= Quoted passage =
• • • • • • •
Module stikpetP.measures.meas_mode_bin
Expand source code
import pandas as pd
from ..other.table_frequency_bins import tab_frequency_bins
def me_mode_bin(data, nbins="sturges", bins=None, incl_lower=True, adjust=1, allEq="none", value="none"):
'''
Mode for Binned Data
--------------------
The mode is a measure of central tendency and defined as “the abscissa corresponding to the ordinate of maximum frequency” (Pearson, 1895, p. 345). A more modern definition would be “the most common value obtained in a set of observations” (Weisstein, 2002).
For binned data the mode is the bin with the highest frequency density. This will have the same result as using the highest frequency if all bins are of equal size. A frequency density is the frequency divided by the bin size (Zedeck, 2014, pp. 144-145). Different methods exist to narrow this down to a single value. See the notes for more info on this.
The word mode might even come from the French word 'mode' which means fashion. Fashion is what most people wear, so the mode is the option most people chose.
If one category has the highest frequency this category will be the modal category and if two or more categories have the same highest frequency each of them will be the mode. If there is only one mode the set is sometimes called unimodal, if there are two it is called bimodal, with three trimodal, etc. For two or more, thse term multimodal can also be used.
An advantage of the mode over many other measures of central tendency (like the median and mean), is that it can be determined for already nominal data types.
This function is shown in this [YouTube video](https://youtu.be/_-ht6yFKBDI) and the measure is also described at [PeterStatistics.com](https://peterstatistics.com/Terms/Measures/Mode.html)
Parameters
----------
data : list or pandas data series
nbins : int or string, optional
either the number of bins to create, or a specific method from the *tab_nbins()* function. Default is "sturges"
bins : list of tuples, optional
incl_lower : boolean, optional
to include the lower bound, otherwise the upper bound is included. Default is True
adjust : float, optional
value to add or subtract to guarantee all scores will fit in a bin
allEq : {"none", "all"}, optional
indicator on what to do if maximum frequency is equal for more than one category. Default is "none"
value : {"none", "midpoint", "quadratic"}
optional which value to show in the output. Default is "none"
Returns
-------
A pandas dataframe with:
* *mode*, the mode(s)
* *mode fd*, frequency density of the mode
Notes
-----
**Value to return**
If *value="midpoint"* is used the modal bin(s) midpoints are shown, using:
$$MP_m = \\frac{UB_m + LB_m}{2}$$
Where $UB_m$ is the upper bound of the modal bin, and $LB_m$ the lower bound.
If *value="quadratic"* is used a quadratic curve is made from the midpoint of the bin prior to the modal bin, to
the midpoint of the bin after the modal bin. This is done using:
$$M = LB_{m} + \\frac{d_1}{d_1 + d_2}\\times\\left(UB_m - LB_m\\right)$$
With:
$$d_1 = FD_m - FD_{m -1}$$
$$d_2 = FD_m - FD_{m + 1}$$
Where $FD_m$ is the frequency density of the modal category.
• • • • • • •
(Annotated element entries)
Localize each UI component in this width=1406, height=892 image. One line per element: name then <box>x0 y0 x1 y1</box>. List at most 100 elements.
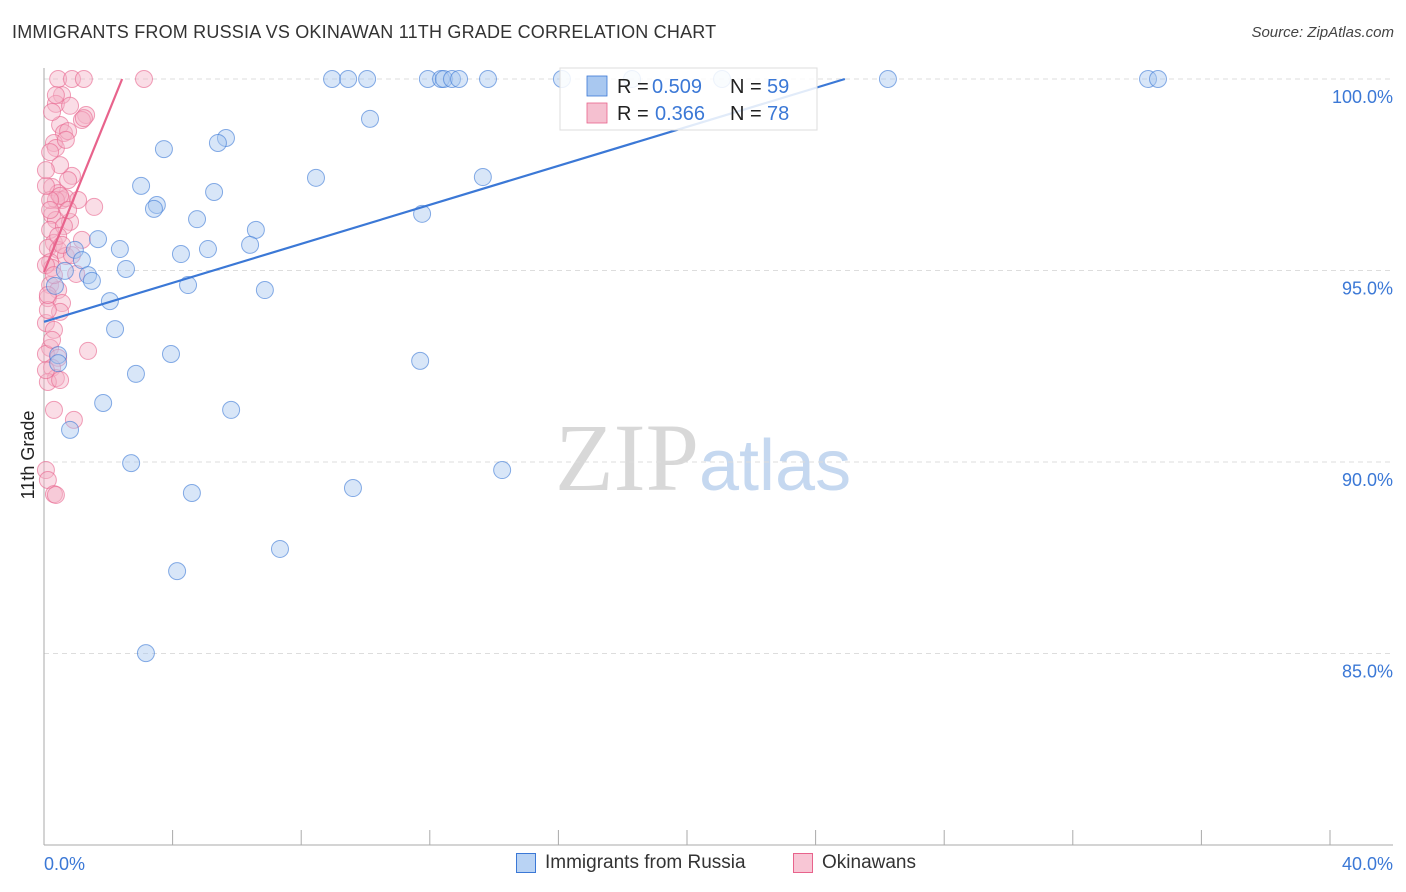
data-point-okinawans <box>44 485 63 504</box>
data-point-okinawans <box>56 130 75 149</box>
data-point-okinawans <box>74 70 93 88</box>
data-point-okinawans <box>46 86 65 105</box>
data-point-russia <box>411 351 430 370</box>
legend-swatch-pink <box>586 102 608 124</box>
data-point-russia <box>241 235 260 254</box>
data-point-russia <box>106 320 125 339</box>
data-point-russia <box>478 70 497 88</box>
data-point-russia <box>343 479 362 498</box>
data-point-russia <box>1148 70 1167 88</box>
source-label: Source: ZipAtlas.com <box>1251 24 1394 41</box>
y-axis-label: 11th Grade <box>18 411 38 500</box>
data-point-okinawans <box>43 102 62 121</box>
data-point-russia <box>270 539 289 558</box>
watermark: ZIPatlas <box>555 404 851 511</box>
data-point-russia <box>82 271 101 290</box>
r-value: 0.366 <box>655 103 705 125</box>
data-point-okinawans <box>46 485 65 504</box>
y-tick-label: 90.0% <box>1342 470 1393 490</box>
y-tick-label: 100.0% <box>1332 87 1393 107</box>
data-point-okinawans <box>61 96 80 115</box>
data-point-okinawans <box>51 186 70 205</box>
data-point-russia <box>179 276 198 295</box>
data-point-okinawans <box>44 400 63 419</box>
data-point-russia <box>122 454 141 473</box>
data-point-russia <box>110 240 129 259</box>
legend-label: Immigrants from Russia <box>545 852 746 873</box>
data-point-okinawans <box>51 156 70 175</box>
data-point-okinawans <box>38 286 57 305</box>
data-point-russia <box>55 261 74 280</box>
r-label: R = <box>617 76 649 98</box>
data-point-okinawans <box>36 176 55 195</box>
data-point-russia <box>473 168 492 187</box>
data-point-russia <box>222 400 241 419</box>
n-value: 78 <box>767 103 789 125</box>
data-point-russia <box>168 562 187 581</box>
n-value: 59 <box>767 76 789 98</box>
legend-swatch-pink <box>793 853 813 873</box>
data-point-okinawans <box>38 300 57 319</box>
data-point-russia <box>182 484 201 503</box>
legend-swatch-blue <box>586 75 608 97</box>
data-point-okinawans <box>64 410 83 429</box>
data-point-russia <box>154 140 173 159</box>
legend-item-okinawans: Okinawans <box>793 852 916 874</box>
data-point-russia <box>205 182 224 201</box>
data-point-okinawans <box>72 230 91 249</box>
data-point-russia <box>94 394 113 413</box>
y-tick-label: 95.0% <box>1342 279 1393 299</box>
data-point-okinawans <box>74 109 93 128</box>
data-point-russia <box>339 70 358 88</box>
data-point-okinawans <box>134 70 153 88</box>
data-point-russia <box>358 70 377 88</box>
data-point-okinawans <box>41 200 60 219</box>
data-point-okinawans <box>59 171 78 190</box>
n-label: N = <box>730 103 762 125</box>
n-label: N = <box>730 76 762 98</box>
data-point-russia <box>45 276 64 295</box>
data-point-russia <box>306 168 325 187</box>
trend-line <box>42 78 124 273</box>
data-point-russia <box>418 70 437 88</box>
r-label: R = <box>617 103 649 125</box>
legend-label: Okinawans <box>822 852 916 873</box>
data-point-okinawans <box>41 143 60 162</box>
data-point-russia <box>493 461 512 480</box>
data-point-russia <box>49 354 68 373</box>
r-value: 0.509 <box>652 76 702 98</box>
data-point-russia <box>89 230 108 249</box>
data-point-russia <box>65 240 84 259</box>
data-point-russia <box>136 644 155 663</box>
data-point-russia <box>188 210 207 229</box>
data-point-okinawans <box>43 330 62 349</box>
data-point-russia <box>61 420 80 439</box>
data-point-okinawans <box>79 341 98 360</box>
data-point-russia <box>208 133 227 152</box>
data-point-okinawans <box>41 191 60 210</box>
data-point-okinawans <box>59 122 78 141</box>
x-tick-label: 0.0% <box>44 854 85 874</box>
data-point-russia <box>450 70 469 88</box>
legend-item-russia: Immigrants from Russia <box>516 852 746 874</box>
legend-swatch-blue <box>516 853 536 873</box>
data-point-okinawans <box>85 197 104 216</box>
data-point-russia <box>144 199 163 218</box>
data-point-russia <box>126 364 145 383</box>
data-point-russia <box>161 344 180 363</box>
x-tick-label: 40.0% <box>1342 854 1393 874</box>
data-point-russia <box>171 245 190 264</box>
data-point-okinawans <box>36 161 55 180</box>
stats-legend: R = 0.509 N = 59 R = 0.366 N = 78 <box>559 67 818 131</box>
data-point-russia <box>255 281 274 300</box>
data-point-russia <box>132 176 151 195</box>
data-point-russia <box>442 70 461 88</box>
y-tick-label: 85.0% <box>1342 662 1393 682</box>
data-point-okinawans <box>51 371 70 390</box>
data-point-russia <box>878 70 897 88</box>
data-point-russia <box>323 70 342 88</box>
data-point-russia <box>361 109 380 128</box>
chart-title: IMMIGRANTS FROM RUSSIA VS OKINAWAN 11TH … <box>12 22 717 42</box>
data-point-russia <box>198 240 217 259</box>
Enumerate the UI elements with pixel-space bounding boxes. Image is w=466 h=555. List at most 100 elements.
• • • • • • •
= Written tasks =
A – Translate this sentence from the module documentation into Spanish: "A frequency density is the frequency divided by the bin size (Zedeck, 2014, pp. 144-145)."
B – Quote the listing from the line with "data-point-okinawans <box>44 485 63 504</box>" up to and including the line with "data-point-okinawans <box>51 156 70 175</box>".

= In response =
A – Una densidad de frecuencia es la frecuencia dividida entre el tamaño del intervalo (Zedeck, 2014, pp. 144-145).

B –
data-point-okinawans <box>44 485 63 504</box>
data-point-okinawans <box>56 130 75 149</box>
data-point-okinawans <box>74 70 93 88</box>
data-point-okinawans <box>46 86 65 105</box>
data-point-russia <box>411 351 430 370</box>
legend-swatch-pink <box>586 102 608 124</box>
data-point-russia <box>241 235 260 254</box>
data-point-russia <box>106 320 125 339</box>
data-point-russia <box>478 70 497 88</box>
data-point-russia <box>343 479 362 498</box>
data-point-russia <box>1148 70 1167 88</box>
source-label: Source: ZipAtlas.com <box>1251 24 1394 41</box>
y-axis-label: 11th Grade <box>18 411 38 500</box>
data-point-okinawans <box>43 102 62 121</box>
data-point-russia <box>270 539 289 558</box>
watermark: ZIPatlas <box>555 404 851 511</box>
data-point-russia <box>82 271 101 290</box>
r-value: 0.366 <box>655 103 705 125</box>
data-point-okinawans <box>46 485 65 504</box>
y-tick-label: 90.0% <box>1342 470 1393 490</box>
y-tick-label: 100.0% <box>1332 87 1393 107</box>
data-point-okinawans <box>61 96 80 115</box>
data-point-okinawans <box>51 186 70 205</box>
data-point-russia <box>179 276 198 295</box>
data-point-okinawans <box>44 400 63 419</box>
data-point-russia <box>122 454 141 473</box>
data-point-russia <box>110 240 129 259</box>
legend-label: Immigrants from Russia <box>545 852 746 873</box>
data-point-okinawans <box>51 156 70 175</box>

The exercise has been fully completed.